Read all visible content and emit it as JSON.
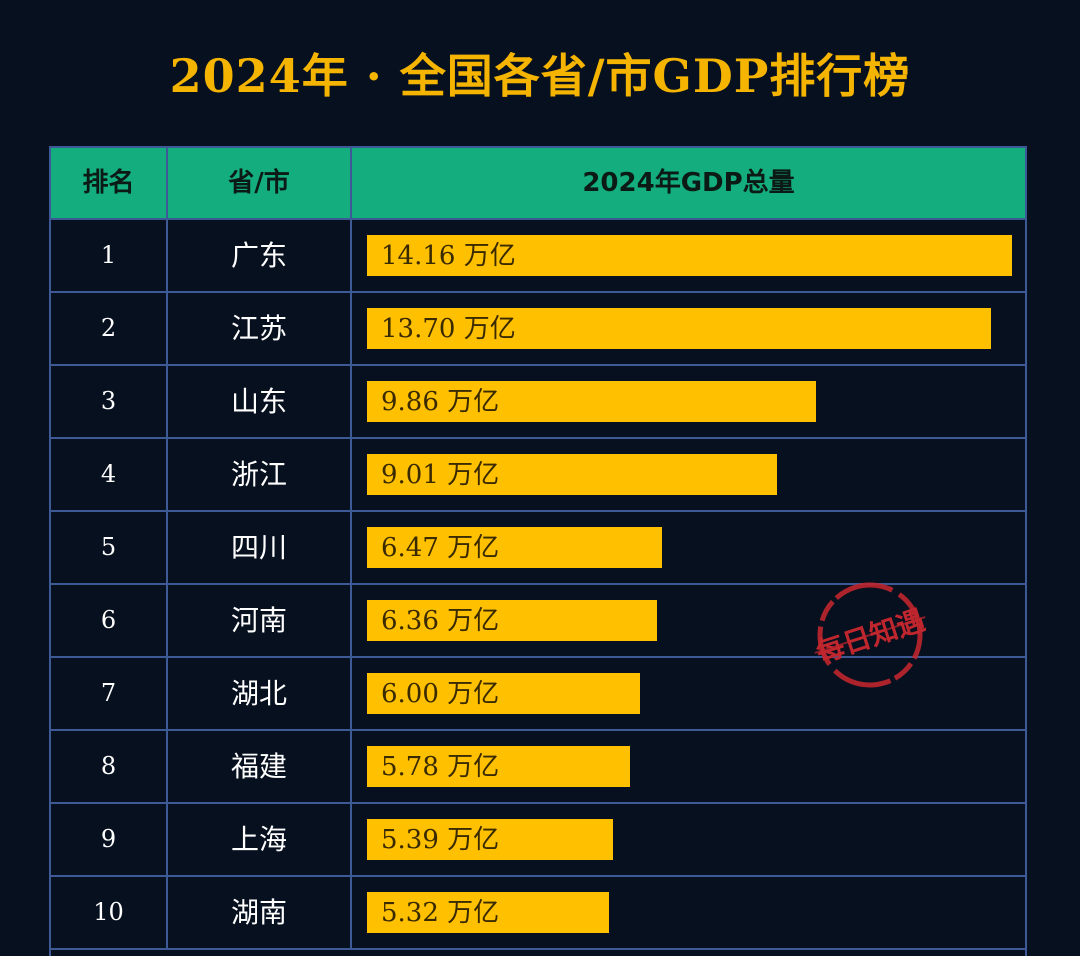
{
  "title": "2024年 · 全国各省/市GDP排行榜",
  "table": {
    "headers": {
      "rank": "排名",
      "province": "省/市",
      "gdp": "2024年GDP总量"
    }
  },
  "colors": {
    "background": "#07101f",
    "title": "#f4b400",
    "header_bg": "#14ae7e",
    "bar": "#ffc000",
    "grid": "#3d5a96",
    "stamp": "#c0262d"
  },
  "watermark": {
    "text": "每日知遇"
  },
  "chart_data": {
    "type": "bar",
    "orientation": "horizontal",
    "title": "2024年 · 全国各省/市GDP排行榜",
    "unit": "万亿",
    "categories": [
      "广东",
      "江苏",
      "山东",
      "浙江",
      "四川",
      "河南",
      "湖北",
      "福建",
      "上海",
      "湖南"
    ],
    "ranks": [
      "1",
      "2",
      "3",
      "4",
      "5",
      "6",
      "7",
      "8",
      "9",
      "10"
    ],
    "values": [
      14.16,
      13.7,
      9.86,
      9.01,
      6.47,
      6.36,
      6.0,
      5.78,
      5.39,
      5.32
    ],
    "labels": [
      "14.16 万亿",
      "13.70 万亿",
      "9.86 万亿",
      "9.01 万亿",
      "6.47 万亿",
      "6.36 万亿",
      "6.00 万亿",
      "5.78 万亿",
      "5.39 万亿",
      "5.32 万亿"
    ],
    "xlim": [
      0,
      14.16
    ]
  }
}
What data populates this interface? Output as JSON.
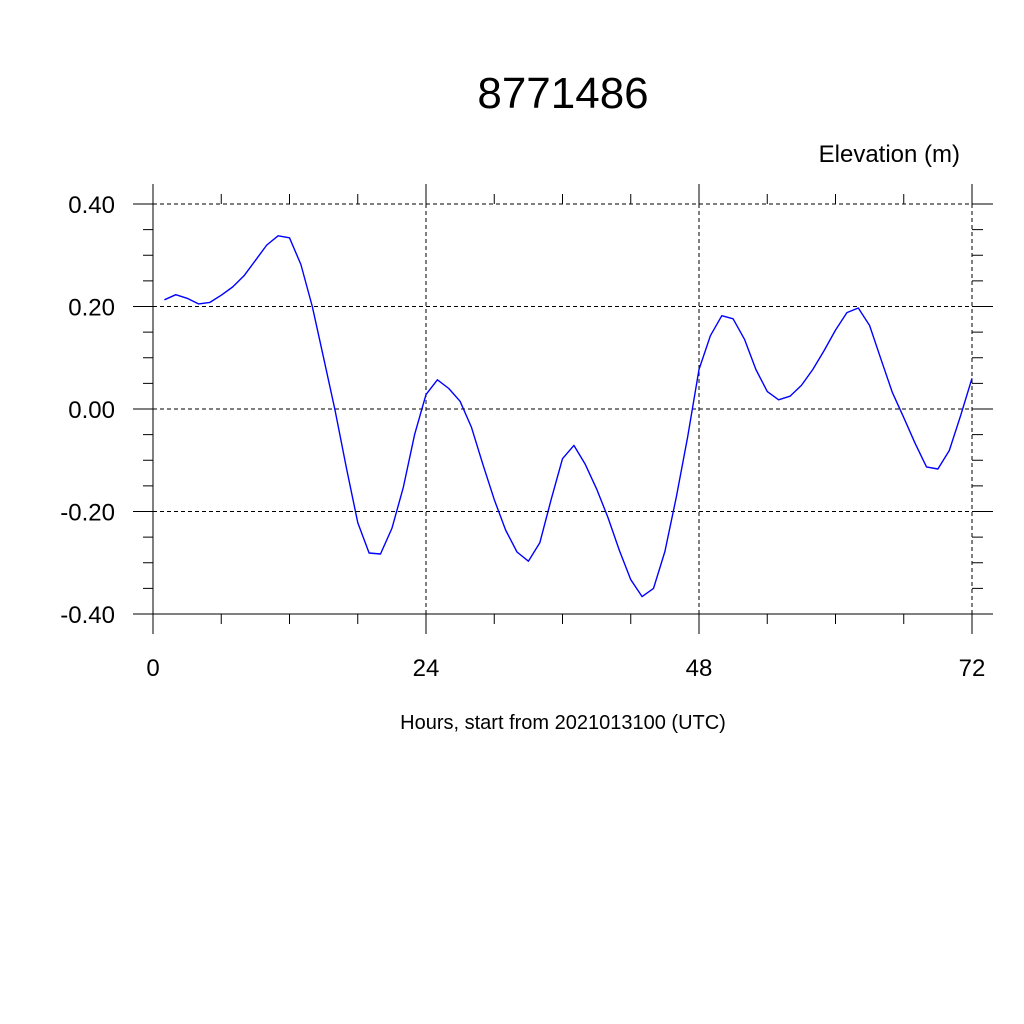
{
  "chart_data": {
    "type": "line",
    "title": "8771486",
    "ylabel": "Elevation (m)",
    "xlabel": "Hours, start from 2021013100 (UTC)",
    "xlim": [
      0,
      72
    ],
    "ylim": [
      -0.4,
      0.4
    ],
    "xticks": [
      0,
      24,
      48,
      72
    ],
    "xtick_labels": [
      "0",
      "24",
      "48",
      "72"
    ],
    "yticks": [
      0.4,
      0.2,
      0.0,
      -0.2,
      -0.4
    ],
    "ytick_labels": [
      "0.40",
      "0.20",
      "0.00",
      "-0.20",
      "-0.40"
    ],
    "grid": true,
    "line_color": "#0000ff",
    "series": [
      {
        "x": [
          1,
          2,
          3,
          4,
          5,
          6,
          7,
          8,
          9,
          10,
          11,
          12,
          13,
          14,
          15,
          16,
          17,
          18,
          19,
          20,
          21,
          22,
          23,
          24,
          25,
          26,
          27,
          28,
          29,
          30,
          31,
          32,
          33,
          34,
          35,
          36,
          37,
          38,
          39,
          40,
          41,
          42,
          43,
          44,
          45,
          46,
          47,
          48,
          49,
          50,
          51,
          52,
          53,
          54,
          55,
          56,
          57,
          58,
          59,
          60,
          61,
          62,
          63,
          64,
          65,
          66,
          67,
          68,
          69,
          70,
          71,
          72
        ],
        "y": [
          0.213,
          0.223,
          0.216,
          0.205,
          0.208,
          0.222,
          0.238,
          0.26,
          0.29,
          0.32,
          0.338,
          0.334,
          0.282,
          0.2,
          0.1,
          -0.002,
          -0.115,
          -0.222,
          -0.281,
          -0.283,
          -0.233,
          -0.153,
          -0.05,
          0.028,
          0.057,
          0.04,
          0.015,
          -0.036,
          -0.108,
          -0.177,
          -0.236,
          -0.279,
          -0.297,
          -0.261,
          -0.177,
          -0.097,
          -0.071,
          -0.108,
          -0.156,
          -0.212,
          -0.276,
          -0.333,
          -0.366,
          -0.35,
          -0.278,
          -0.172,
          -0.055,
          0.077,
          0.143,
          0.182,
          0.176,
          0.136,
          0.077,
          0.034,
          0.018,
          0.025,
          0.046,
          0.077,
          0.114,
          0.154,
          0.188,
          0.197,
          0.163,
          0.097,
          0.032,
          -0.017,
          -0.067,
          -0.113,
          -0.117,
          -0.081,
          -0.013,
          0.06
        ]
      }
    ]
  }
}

---

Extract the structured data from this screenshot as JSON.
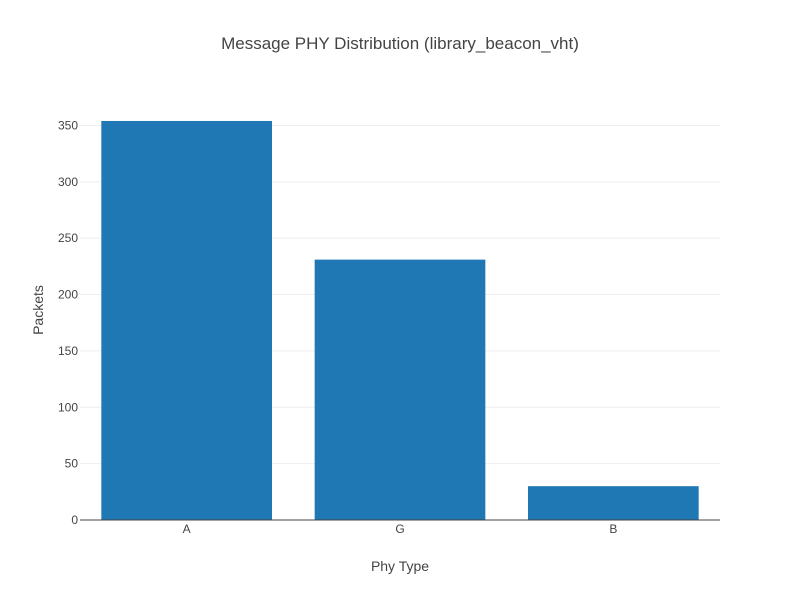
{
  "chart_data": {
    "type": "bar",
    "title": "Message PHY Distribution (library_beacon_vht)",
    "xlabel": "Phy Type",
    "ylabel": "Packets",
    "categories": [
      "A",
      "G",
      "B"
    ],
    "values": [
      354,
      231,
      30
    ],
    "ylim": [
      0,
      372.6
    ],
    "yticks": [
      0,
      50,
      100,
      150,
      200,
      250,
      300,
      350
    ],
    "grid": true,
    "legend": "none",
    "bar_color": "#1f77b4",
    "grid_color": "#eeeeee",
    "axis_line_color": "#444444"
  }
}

*Given request*
Check each line of the records above for "全国各省", and copy those that have it.

*Final result*
  "title": "2024年 · 全国各省/市GDP排行榜",
    "title": "2024年 · 全国各省/市GDP排行榜",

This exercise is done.